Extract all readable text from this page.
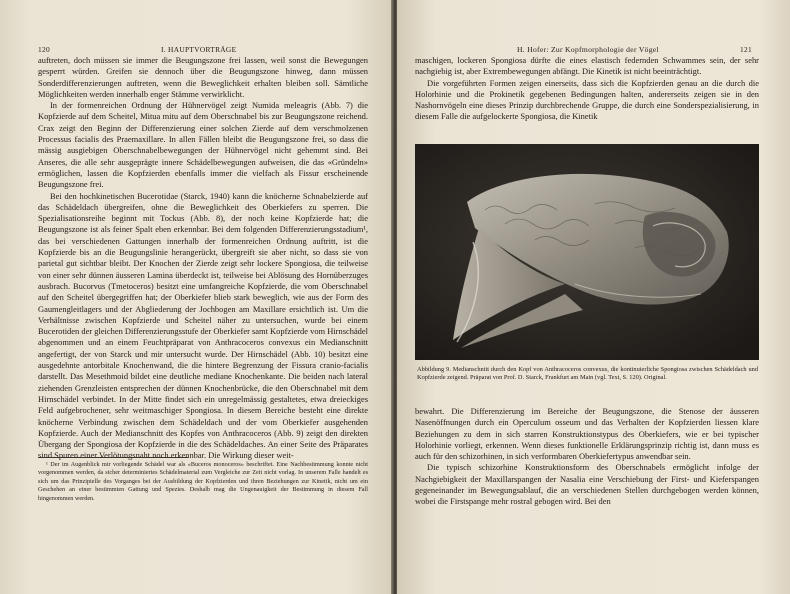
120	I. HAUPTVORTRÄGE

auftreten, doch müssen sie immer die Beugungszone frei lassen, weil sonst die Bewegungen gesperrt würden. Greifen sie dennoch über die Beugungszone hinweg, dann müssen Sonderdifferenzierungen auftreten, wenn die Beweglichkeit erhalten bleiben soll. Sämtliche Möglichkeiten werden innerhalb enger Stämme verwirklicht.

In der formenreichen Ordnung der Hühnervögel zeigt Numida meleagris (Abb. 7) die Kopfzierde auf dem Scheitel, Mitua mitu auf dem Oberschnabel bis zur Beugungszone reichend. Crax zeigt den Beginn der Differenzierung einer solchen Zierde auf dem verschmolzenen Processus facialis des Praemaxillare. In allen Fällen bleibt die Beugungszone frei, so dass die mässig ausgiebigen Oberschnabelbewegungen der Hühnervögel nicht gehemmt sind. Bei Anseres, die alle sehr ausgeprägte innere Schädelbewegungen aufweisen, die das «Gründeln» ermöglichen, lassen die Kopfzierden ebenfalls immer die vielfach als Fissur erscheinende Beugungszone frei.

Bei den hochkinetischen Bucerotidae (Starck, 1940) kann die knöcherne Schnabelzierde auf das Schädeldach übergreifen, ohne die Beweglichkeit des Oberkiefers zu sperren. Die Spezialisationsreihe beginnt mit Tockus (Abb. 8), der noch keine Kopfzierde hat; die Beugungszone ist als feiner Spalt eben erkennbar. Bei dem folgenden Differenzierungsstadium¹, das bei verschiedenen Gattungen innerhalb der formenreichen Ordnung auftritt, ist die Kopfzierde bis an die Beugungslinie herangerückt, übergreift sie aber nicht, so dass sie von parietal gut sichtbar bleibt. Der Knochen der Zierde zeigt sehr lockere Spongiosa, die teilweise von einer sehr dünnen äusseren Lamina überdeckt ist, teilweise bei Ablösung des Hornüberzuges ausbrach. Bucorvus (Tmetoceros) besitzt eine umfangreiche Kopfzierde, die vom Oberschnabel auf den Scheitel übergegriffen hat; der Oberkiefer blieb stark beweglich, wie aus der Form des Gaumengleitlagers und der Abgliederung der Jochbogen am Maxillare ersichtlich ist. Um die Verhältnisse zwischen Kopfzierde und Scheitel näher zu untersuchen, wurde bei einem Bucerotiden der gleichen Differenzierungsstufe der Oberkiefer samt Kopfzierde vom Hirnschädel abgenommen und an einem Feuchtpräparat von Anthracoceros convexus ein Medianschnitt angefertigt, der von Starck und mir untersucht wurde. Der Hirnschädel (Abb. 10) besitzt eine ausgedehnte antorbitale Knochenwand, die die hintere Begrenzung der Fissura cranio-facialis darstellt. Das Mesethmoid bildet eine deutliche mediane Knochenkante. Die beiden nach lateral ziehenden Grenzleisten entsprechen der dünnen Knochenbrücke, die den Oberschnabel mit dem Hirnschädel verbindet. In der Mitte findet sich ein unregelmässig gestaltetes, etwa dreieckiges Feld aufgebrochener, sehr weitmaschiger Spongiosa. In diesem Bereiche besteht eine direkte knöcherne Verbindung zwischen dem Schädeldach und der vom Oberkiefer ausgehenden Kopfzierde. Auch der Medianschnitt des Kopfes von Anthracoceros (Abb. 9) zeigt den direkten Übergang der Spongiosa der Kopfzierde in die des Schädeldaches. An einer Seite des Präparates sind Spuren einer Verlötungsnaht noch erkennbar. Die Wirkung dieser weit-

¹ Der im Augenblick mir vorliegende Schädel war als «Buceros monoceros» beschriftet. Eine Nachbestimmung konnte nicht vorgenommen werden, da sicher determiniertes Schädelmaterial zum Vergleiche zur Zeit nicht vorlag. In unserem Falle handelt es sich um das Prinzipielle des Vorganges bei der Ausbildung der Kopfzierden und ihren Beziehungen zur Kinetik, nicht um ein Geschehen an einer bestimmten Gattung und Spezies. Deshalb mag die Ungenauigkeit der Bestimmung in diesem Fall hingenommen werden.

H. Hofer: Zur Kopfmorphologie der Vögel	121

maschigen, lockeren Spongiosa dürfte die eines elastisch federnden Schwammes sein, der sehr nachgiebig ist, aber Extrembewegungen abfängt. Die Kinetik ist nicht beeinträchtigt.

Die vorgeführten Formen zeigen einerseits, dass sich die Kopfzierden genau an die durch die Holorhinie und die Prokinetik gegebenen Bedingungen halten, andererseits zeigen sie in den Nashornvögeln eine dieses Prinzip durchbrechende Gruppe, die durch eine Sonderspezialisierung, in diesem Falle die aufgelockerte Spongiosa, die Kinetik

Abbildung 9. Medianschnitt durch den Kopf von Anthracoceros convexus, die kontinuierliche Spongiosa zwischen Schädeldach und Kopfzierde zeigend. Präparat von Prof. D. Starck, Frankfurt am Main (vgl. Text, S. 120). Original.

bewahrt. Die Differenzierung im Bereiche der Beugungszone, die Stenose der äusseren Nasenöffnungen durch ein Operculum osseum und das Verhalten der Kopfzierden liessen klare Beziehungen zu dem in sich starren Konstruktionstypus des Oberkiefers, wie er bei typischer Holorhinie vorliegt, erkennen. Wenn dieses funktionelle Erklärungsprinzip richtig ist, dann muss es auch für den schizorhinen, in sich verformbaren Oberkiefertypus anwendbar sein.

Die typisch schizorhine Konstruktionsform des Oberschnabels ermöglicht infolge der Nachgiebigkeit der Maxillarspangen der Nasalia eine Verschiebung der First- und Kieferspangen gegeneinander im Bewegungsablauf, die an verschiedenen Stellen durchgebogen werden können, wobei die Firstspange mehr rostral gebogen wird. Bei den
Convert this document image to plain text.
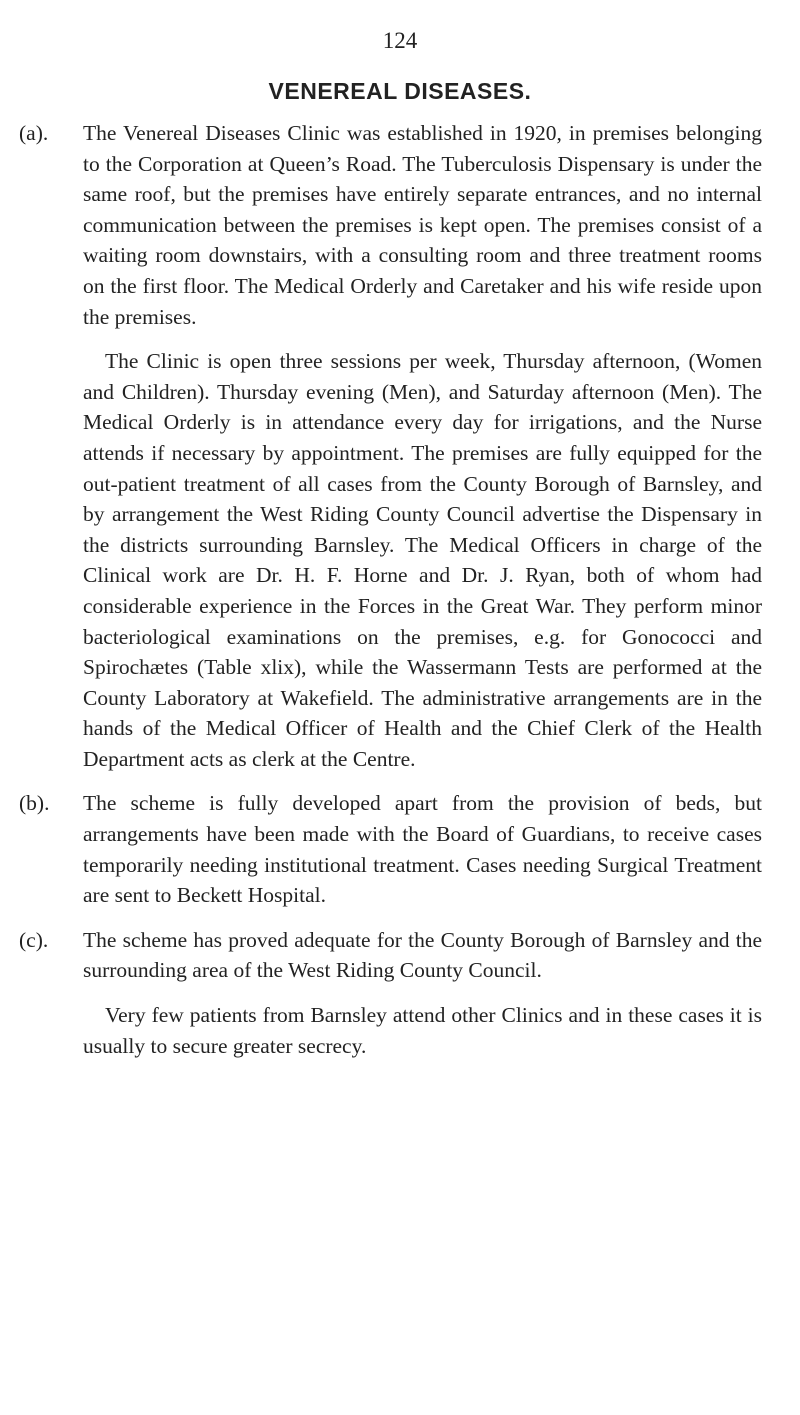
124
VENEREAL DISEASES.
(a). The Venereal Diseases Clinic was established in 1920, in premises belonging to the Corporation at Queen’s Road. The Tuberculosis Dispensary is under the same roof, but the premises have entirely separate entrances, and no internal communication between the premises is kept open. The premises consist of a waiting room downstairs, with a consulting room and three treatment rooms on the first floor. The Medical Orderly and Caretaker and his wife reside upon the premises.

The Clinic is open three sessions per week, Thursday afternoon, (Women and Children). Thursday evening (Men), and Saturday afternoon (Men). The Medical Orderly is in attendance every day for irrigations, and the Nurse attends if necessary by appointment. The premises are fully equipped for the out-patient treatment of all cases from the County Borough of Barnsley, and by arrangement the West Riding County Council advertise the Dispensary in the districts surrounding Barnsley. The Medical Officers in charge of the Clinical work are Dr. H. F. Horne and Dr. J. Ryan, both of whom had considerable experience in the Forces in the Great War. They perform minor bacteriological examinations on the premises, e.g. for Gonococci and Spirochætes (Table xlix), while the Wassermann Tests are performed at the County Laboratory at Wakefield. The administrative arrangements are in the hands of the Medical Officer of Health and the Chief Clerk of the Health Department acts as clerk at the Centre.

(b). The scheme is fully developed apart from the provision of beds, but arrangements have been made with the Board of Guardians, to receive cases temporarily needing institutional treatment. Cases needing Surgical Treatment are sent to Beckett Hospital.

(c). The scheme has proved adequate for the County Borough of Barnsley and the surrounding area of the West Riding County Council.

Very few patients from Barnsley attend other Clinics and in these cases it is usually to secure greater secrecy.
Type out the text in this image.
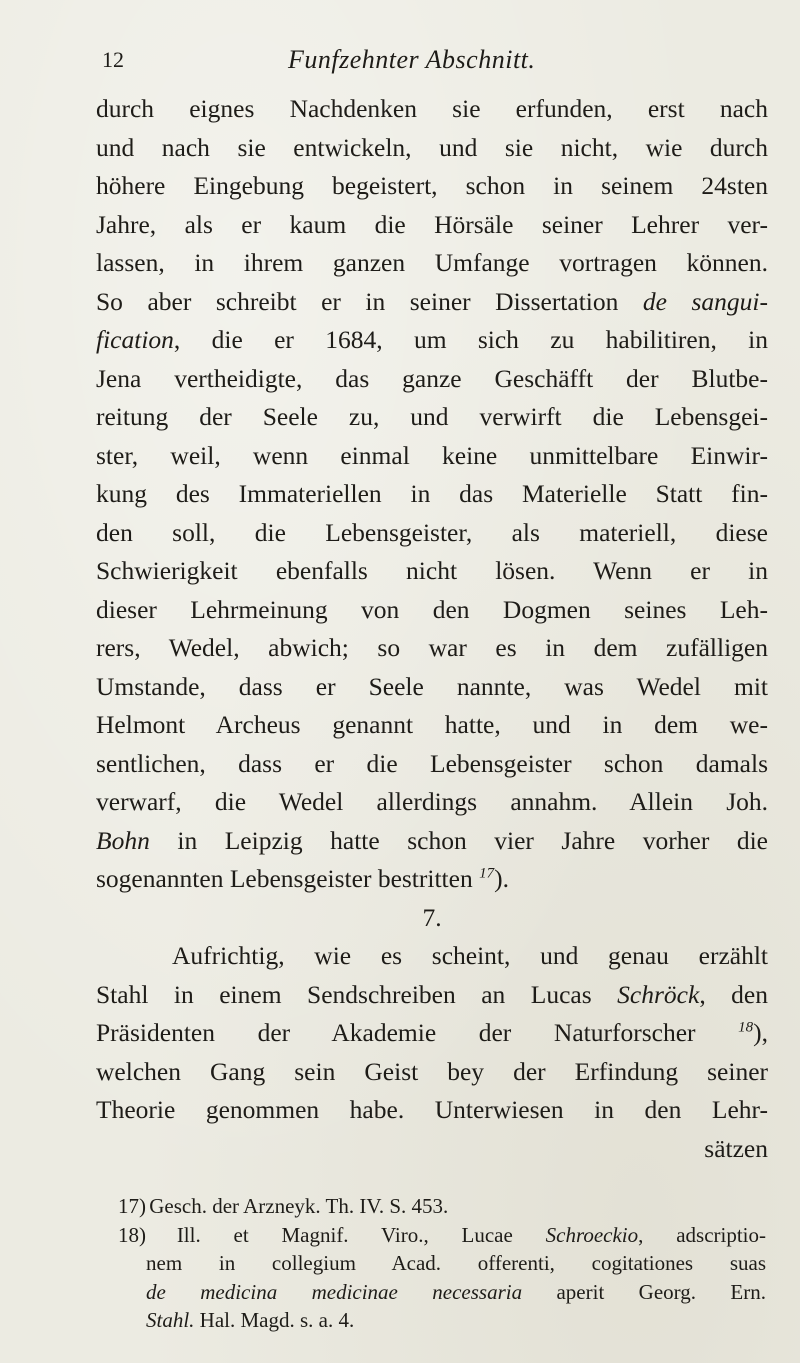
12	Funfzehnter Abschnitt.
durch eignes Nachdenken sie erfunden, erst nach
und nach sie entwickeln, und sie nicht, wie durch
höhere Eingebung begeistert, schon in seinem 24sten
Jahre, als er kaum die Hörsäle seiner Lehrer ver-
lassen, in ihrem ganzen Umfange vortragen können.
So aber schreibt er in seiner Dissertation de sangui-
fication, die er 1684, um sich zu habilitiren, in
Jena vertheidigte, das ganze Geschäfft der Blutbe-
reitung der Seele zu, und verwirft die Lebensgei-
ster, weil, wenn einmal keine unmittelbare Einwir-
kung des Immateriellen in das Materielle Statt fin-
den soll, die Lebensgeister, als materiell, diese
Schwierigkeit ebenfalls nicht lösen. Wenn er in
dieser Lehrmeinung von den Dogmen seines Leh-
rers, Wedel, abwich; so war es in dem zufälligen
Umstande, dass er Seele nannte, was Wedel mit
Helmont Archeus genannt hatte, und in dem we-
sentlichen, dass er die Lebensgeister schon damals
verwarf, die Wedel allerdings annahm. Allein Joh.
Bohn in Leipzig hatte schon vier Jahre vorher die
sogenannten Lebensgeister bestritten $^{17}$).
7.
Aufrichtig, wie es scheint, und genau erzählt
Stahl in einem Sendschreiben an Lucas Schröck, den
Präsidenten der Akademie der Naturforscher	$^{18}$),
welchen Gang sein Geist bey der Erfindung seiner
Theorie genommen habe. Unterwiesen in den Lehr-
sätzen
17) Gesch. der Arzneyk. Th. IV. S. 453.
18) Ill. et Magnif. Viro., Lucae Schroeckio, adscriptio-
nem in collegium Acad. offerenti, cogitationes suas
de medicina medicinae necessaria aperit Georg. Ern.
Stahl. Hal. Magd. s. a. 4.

* * * * * * * * *

REQUIREMENT:
Go through the listing above and copy each line where the string "image" appears.

TASK ANSWER:
Convert this document image to plain text.
Type out the text in this image.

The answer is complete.